GIVEN EXERCISE: Scan the records below for lines with the word "Dòng", then state how many you find and nothing else.

** BEGIN TASK INPUT **

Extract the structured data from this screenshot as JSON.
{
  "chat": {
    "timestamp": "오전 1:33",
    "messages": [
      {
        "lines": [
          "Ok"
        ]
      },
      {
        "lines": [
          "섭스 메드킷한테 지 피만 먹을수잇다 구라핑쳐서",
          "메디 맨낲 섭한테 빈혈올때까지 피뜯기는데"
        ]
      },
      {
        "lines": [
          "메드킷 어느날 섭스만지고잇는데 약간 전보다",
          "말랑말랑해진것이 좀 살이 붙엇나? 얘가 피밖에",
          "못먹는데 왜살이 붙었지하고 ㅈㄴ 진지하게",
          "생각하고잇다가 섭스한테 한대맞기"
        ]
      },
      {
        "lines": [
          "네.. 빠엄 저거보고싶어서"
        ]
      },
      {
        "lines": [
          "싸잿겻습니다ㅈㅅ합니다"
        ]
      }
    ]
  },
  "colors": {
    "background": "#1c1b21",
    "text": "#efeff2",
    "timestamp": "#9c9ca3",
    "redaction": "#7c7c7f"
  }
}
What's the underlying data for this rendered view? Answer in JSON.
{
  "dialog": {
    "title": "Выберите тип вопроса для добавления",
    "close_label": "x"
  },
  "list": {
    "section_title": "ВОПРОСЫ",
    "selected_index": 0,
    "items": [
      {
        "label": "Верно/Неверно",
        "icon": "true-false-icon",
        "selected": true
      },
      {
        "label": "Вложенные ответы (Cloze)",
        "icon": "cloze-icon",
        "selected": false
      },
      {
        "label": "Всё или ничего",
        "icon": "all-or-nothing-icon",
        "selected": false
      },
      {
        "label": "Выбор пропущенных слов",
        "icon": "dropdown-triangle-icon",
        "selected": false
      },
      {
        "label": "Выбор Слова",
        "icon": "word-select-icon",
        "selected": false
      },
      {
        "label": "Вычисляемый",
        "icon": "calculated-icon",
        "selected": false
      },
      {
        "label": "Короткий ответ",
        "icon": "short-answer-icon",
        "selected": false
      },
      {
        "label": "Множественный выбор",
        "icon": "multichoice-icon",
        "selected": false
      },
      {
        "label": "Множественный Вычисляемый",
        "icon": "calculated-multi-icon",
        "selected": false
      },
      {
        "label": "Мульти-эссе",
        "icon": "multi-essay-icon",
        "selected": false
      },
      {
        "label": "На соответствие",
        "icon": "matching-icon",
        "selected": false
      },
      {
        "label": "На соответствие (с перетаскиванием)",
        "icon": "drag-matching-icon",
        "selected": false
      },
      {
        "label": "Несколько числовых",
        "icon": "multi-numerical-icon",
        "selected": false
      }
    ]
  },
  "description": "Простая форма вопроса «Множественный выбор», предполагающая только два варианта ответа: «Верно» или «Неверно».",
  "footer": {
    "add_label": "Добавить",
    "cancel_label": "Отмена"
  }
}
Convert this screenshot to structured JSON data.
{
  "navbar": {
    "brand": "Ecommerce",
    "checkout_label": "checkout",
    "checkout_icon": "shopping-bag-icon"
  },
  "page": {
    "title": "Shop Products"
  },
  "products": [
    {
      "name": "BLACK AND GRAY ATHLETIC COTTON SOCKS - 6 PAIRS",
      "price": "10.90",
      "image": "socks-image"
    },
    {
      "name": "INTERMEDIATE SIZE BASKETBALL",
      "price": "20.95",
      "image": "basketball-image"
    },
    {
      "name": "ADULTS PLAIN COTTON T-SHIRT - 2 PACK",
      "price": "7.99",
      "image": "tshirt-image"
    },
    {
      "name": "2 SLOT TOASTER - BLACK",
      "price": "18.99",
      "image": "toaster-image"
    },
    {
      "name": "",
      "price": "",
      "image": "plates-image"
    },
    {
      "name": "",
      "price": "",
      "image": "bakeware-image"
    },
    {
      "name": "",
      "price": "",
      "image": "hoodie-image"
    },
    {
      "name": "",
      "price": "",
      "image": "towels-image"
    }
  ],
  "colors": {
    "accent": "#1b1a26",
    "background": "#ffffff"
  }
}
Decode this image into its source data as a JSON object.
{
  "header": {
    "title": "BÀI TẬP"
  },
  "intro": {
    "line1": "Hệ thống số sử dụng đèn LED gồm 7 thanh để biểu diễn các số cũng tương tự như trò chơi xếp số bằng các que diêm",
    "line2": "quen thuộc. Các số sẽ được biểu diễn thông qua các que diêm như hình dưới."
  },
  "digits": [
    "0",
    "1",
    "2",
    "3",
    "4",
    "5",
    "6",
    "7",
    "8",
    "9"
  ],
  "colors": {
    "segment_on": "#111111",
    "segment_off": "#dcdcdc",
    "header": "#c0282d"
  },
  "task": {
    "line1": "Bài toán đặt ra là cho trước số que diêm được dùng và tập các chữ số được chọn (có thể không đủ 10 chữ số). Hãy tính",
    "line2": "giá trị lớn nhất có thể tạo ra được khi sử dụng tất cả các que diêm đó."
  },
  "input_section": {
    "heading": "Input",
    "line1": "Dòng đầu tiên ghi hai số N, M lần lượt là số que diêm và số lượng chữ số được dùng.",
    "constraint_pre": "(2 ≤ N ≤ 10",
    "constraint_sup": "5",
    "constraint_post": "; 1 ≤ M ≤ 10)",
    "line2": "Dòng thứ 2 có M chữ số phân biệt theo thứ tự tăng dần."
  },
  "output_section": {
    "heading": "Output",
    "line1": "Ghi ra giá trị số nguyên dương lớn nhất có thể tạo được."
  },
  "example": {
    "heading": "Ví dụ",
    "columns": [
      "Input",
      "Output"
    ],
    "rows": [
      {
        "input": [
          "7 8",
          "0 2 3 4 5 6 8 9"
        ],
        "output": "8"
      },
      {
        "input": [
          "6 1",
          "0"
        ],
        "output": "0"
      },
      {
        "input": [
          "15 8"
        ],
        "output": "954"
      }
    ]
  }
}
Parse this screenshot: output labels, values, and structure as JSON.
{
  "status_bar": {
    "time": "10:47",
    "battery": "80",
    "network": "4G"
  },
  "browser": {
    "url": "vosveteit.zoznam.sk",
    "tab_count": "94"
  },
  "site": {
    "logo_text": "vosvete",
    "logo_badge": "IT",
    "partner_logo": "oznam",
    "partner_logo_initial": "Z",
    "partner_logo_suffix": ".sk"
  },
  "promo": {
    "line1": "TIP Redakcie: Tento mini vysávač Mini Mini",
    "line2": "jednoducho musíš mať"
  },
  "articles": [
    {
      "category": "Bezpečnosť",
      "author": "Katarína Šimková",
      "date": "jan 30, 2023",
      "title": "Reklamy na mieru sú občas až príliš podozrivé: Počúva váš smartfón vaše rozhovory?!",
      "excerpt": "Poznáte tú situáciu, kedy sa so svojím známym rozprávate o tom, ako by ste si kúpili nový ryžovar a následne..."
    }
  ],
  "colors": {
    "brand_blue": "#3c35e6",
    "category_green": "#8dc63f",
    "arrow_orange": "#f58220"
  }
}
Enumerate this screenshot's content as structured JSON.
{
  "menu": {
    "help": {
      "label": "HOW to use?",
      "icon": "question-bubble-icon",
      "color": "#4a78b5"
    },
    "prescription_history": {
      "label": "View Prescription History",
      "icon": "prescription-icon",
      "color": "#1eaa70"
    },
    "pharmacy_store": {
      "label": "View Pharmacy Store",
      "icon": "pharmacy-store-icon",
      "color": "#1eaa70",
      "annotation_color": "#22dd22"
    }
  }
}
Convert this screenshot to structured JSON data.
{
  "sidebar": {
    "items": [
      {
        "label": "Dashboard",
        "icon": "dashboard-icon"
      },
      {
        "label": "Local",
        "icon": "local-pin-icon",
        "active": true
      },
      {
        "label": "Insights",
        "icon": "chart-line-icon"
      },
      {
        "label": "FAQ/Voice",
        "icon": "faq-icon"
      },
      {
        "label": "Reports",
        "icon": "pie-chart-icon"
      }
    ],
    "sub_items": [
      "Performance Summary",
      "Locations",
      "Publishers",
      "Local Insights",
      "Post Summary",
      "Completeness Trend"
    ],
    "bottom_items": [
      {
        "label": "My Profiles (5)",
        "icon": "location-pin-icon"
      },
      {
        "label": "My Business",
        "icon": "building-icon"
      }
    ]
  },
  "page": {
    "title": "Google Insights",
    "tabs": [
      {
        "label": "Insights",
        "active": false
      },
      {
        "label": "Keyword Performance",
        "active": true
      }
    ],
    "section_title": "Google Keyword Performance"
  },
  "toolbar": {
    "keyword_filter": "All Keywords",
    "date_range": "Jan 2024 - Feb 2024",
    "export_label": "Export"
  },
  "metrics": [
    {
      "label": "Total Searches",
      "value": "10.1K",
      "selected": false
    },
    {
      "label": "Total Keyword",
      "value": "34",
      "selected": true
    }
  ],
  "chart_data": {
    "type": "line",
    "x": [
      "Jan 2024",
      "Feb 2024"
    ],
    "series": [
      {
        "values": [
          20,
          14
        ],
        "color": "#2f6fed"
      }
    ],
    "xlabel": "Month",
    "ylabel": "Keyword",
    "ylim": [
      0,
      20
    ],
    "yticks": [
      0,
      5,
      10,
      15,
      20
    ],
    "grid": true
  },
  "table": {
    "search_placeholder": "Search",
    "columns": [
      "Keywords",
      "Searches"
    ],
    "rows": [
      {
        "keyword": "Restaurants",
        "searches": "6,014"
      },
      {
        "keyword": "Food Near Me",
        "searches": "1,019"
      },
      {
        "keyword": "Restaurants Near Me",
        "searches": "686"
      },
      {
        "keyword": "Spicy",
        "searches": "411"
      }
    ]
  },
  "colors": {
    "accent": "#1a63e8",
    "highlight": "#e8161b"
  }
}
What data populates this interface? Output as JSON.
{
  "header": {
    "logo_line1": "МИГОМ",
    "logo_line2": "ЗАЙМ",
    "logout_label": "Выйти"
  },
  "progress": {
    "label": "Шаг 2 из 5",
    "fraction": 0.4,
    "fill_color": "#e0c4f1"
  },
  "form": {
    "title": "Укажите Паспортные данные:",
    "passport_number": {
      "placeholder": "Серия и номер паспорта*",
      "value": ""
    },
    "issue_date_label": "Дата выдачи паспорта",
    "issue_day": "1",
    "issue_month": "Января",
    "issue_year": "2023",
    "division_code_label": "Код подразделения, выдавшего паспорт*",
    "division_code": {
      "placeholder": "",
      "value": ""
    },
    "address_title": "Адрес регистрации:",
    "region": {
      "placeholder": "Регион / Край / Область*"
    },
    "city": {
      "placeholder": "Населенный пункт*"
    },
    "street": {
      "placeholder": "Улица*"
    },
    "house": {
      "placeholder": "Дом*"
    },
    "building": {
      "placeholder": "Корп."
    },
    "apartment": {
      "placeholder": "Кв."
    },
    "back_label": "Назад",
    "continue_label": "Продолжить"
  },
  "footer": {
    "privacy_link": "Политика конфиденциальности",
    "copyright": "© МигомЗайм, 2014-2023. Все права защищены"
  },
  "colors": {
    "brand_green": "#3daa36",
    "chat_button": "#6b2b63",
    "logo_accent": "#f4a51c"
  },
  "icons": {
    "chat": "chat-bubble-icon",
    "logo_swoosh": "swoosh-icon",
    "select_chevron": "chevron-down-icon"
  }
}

** END TASK INPUT **

ANSWER IN FULL: 2